**** ENTRIES PROVIDED

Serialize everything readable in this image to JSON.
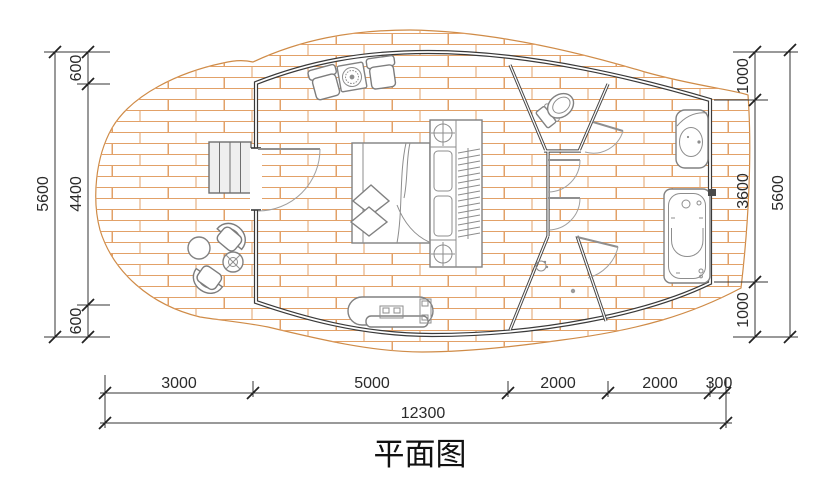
{
  "title": "平面图",
  "dimensions": {
    "left_outer": "5600",
    "left_top": "600",
    "left_mid": "4400",
    "left_bottom": "600",
    "right_top": "1000",
    "right_mid": "3600",
    "right_bottom": "1000",
    "right_outer": "5600",
    "bottom_1": "3000",
    "bottom_2": "5000",
    "bottom_3": "2000",
    "bottom_4": "2000",
    "bottom_5": "300",
    "bottom_total": "12300"
  },
  "colors": {
    "deck_outline": "#cf8b47",
    "plank_line": "#e2a168",
    "wall": "#3a3a3a",
    "partition": "#474747",
    "fixture": "#818181",
    "dimension": "#2b2b2b",
    "paper": "#ffffff"
  },
  "fixtures": [
    "stairs-icon",
    "entry-door-icon",
    "bed-icon",
    "pillow-icon",
    "wardrobe-icon",
    "ceiling-lamp-icon",
    "armchair-icon",
    "stove-table-icon",
    "toilet-icon",
    "shower-head-icon",
    "floor-drain-icon",
    "washbasin-icon",
    "bathtub-icon",
    "kitchen-counter-icon",
    "outdoor-chair-icon",
    "outdoor-table-icon",
    "potted-plant-icon"
  ]
}
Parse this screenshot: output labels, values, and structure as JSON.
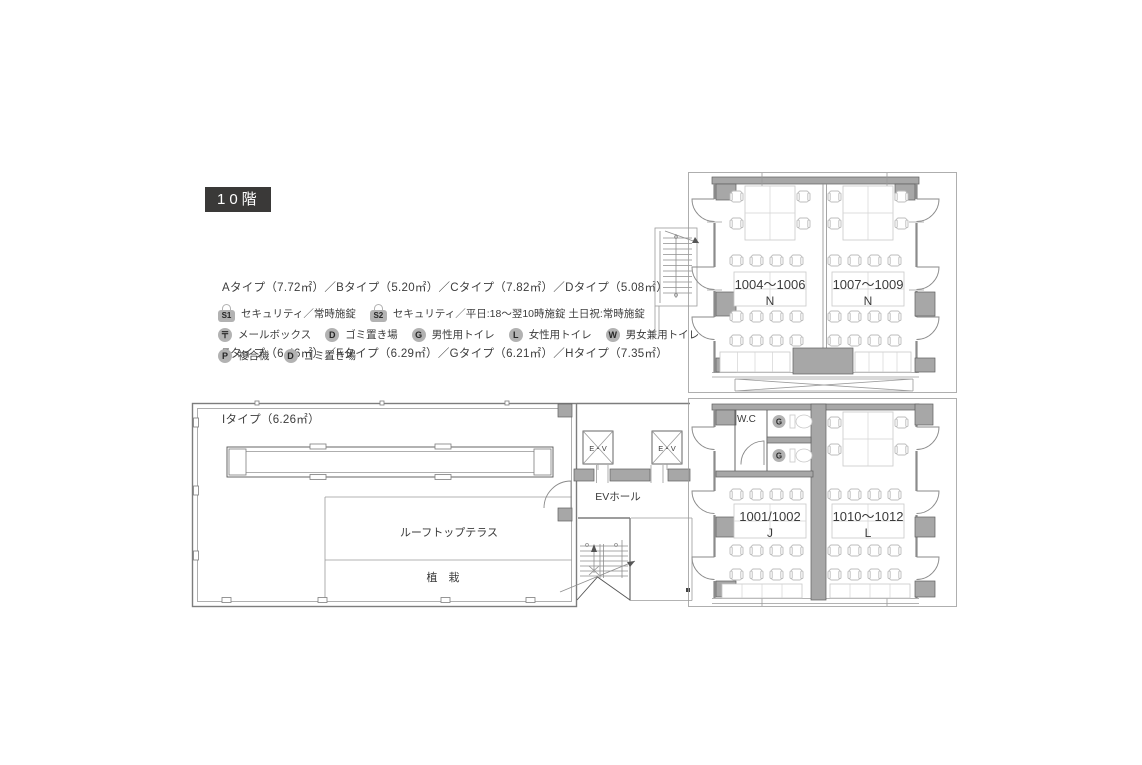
{
  "header": {
    "floor_label": "10階"
  },
  "unit_types": {
    "line1": "Aタイプ（7.72㎡）／Bタイプ（5.20㎡）／Cタイプ（7.82㎡）／Dタイプ（5.08㎡）",
    "line2": "Eタイプ（6.46㎡）／Fタイプ（6.29㎡）／Gタイプ（6.21㎡）／Hタイプ（7.35㎡）",
    "line3": "Iタイプ（6.26㎡）"
  },
  "legend": {
    "s1": {
      "badge": "S1",
      "label": "セキュリティ／常時施錠"
    },
    "s2": {
      "badge": "S2",
      "label": "セキュリティ／平日:18～翌10時施錠 土日祝:常時施錠"
    },
    "mail": {
      "badge": "〒",
      "label": "メールボックス"
    },
    "trash1": {
      "badge": "D",
      "label": "ゴミ置き場"
    },
    "mens": {
      "badge": "G",
      "label": "男性用トイレ"
    },
    "womens": {
      "badge": "L",
      "label": "女性用トイレ"
    },
    "unisex": {
      "badge": "W",
      "label": "男女兼用トイレ"
    },
    "copier": {
      "badge": "P",
      "label": "複合機"
    },
    "trash2": {
      "badge": "D",
      "label": "ゴミ置き場"
    }
  },
  "plan": {
    "rooms": {
      "room_1004": {
        "number": "1004～1006",
        "type": "N"
      },
      "room_1007": {
        "number": "1007～1009",
        "type": "N"
      },
      "room_1001": {
        "number": "1001/1002",
        "type": "J"
      },
      "room_1010": {
        "number": "1010～1012",
        "type": "L"
      }
    },
    "labels": {
      "wc": "W.C",
      "ev": "E・V",
      "ev_hall": "EVホール",
      "terrace": "ルーフトップテラス",
      "planting": "植　栽",
      "toilet_badge": "G"
    }
  },
  "colors": {
    "accent_dark": "#3a3938",
    "wall_gray": "#a7a7a7",
    "badge_gray": "#b2b2b2"
  }
}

********

* REQUEST: List all lines from the entries that include the word "number".

* IN RESPONSE:
        "number": "1004～1006",
        "number": "1007～1009",
        "number": "1001/1002",
        "number": "1010～1012",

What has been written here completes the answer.